MATERIAL PROVIDED
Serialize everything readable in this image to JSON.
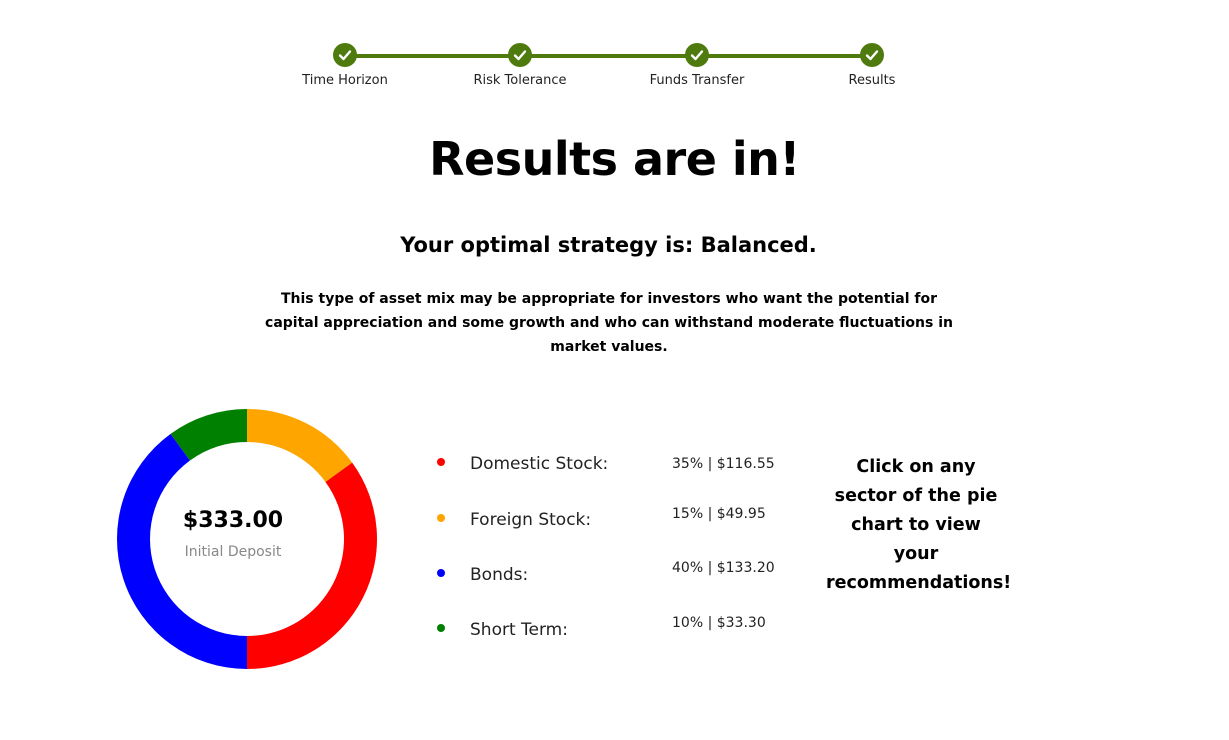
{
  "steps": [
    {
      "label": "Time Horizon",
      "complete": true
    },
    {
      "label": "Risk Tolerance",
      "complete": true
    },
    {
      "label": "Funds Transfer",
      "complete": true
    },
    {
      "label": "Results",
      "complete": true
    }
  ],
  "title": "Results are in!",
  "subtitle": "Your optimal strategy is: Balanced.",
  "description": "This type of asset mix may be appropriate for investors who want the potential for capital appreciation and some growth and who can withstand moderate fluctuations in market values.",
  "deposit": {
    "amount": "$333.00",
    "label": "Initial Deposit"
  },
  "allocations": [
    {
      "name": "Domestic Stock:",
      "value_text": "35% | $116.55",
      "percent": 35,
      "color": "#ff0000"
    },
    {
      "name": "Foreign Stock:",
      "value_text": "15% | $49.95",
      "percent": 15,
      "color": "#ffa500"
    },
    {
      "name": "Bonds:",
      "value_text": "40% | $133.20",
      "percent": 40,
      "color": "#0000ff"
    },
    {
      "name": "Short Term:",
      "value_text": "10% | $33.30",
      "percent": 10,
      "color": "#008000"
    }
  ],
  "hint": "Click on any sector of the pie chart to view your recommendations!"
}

TASK INSTRUCTIONS
Pull out every line of the records that includes the string "percent".

ANSWER FOR THIS EXERCISE
      "percent": 35,
      "percent": 15,
      "percent": 40,
      "percent": 10,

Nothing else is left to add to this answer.